**Problem to work on:**
Check each line of the entries below for the string "Aplikam"; copy every line where it appears.

** Start Data to process **

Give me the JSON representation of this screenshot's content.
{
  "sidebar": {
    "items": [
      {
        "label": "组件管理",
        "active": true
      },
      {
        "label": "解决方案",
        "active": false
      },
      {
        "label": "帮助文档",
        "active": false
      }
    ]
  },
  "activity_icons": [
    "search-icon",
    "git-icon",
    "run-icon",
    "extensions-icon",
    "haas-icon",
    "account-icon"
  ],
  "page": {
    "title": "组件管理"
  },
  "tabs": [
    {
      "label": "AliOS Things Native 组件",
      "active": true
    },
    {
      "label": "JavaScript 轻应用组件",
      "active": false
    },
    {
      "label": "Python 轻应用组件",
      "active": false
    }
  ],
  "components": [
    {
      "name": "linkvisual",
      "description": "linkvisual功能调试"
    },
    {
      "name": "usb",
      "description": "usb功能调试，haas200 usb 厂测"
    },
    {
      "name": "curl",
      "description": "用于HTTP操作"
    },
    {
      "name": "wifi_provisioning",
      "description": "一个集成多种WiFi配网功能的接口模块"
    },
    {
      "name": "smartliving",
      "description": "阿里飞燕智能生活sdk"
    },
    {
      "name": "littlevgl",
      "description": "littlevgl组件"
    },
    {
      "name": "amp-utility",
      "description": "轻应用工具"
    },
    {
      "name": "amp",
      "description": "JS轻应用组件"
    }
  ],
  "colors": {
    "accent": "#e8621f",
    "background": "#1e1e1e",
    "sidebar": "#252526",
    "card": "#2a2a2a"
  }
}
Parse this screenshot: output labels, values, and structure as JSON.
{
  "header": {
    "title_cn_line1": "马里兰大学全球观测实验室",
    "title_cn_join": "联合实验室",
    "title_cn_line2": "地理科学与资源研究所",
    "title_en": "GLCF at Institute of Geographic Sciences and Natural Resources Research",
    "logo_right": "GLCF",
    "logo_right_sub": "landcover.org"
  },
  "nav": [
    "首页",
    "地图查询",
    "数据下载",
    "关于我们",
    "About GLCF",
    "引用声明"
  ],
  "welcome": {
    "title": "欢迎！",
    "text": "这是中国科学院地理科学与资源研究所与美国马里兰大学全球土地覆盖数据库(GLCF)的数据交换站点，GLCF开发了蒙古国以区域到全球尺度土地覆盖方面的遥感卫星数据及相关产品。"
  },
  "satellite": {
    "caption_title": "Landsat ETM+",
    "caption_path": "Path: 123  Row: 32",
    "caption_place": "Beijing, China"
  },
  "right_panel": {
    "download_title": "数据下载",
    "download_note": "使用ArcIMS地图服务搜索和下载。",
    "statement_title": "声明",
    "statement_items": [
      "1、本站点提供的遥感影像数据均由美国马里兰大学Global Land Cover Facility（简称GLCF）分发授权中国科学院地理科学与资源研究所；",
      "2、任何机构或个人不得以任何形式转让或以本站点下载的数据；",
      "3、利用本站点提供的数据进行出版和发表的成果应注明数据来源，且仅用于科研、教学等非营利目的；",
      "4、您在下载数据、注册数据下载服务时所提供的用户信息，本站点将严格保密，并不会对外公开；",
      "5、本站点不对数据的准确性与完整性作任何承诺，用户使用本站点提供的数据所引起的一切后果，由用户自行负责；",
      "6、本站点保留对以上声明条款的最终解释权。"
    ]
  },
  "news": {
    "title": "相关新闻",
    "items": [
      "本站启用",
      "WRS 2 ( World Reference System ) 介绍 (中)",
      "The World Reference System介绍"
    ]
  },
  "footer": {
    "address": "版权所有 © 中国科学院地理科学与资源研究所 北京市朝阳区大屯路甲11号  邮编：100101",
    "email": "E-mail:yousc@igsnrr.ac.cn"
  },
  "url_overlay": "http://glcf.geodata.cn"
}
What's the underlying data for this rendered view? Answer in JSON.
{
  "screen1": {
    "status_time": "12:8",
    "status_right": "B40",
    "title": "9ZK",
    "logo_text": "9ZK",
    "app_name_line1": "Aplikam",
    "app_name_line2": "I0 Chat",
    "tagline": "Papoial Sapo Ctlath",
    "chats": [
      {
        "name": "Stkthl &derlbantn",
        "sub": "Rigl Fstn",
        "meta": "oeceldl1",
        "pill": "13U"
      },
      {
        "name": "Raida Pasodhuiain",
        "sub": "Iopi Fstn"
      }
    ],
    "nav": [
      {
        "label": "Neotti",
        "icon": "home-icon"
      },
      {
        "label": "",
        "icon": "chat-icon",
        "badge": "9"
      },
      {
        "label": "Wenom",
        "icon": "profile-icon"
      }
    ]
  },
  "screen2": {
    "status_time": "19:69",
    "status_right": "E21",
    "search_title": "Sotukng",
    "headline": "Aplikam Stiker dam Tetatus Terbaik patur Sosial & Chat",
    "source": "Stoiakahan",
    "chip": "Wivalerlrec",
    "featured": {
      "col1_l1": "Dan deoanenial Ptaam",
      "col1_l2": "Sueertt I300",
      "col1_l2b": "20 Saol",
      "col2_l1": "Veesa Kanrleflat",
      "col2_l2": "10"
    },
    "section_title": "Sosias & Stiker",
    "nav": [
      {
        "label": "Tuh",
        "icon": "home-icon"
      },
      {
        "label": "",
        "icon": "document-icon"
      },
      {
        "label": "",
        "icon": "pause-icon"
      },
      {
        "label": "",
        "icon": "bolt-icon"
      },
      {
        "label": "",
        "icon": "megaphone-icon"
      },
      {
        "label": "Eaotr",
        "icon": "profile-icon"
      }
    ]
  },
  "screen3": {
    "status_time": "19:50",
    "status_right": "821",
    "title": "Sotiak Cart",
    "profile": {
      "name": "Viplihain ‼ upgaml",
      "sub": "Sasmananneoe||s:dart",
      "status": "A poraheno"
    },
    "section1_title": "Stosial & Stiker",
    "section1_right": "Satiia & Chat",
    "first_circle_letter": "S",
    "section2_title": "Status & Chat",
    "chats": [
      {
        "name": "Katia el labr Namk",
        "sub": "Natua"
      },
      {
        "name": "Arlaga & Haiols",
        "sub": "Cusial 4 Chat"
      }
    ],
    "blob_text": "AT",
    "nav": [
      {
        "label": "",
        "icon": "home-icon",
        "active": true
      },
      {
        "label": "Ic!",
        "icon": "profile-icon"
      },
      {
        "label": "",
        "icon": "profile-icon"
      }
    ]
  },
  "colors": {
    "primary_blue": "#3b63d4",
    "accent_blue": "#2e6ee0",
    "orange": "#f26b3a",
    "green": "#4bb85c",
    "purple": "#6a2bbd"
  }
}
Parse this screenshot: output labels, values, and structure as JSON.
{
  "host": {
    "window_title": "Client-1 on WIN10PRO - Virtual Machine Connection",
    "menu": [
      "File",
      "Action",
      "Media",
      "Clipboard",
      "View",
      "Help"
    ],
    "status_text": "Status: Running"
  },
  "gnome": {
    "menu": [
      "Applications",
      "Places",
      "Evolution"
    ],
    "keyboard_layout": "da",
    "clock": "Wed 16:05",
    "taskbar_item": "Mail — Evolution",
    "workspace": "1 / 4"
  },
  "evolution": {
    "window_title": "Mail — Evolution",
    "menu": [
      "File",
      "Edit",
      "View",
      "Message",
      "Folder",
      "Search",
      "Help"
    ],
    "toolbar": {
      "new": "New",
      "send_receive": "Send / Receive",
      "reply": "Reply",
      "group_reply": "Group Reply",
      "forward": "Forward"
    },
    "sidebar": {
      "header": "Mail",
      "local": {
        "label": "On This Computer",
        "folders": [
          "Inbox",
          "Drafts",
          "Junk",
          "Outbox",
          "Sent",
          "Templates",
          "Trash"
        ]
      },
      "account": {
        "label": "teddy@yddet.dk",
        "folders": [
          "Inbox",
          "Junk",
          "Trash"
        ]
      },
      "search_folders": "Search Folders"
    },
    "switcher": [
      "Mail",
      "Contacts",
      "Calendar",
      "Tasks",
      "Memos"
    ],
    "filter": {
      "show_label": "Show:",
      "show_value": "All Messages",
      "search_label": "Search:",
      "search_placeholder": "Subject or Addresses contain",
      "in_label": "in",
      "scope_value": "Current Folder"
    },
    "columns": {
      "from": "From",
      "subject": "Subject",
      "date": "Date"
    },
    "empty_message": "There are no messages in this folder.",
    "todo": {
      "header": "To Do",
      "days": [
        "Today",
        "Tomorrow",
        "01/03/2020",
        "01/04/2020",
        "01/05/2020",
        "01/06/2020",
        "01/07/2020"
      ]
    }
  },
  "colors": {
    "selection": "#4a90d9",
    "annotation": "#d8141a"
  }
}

** End Data to process **

**Written answer:**
    "app_name_line1": "Aplikam",
    "headline": "Aplikam Stiker dam Tetatus Terbaik patur Sosial & Chat",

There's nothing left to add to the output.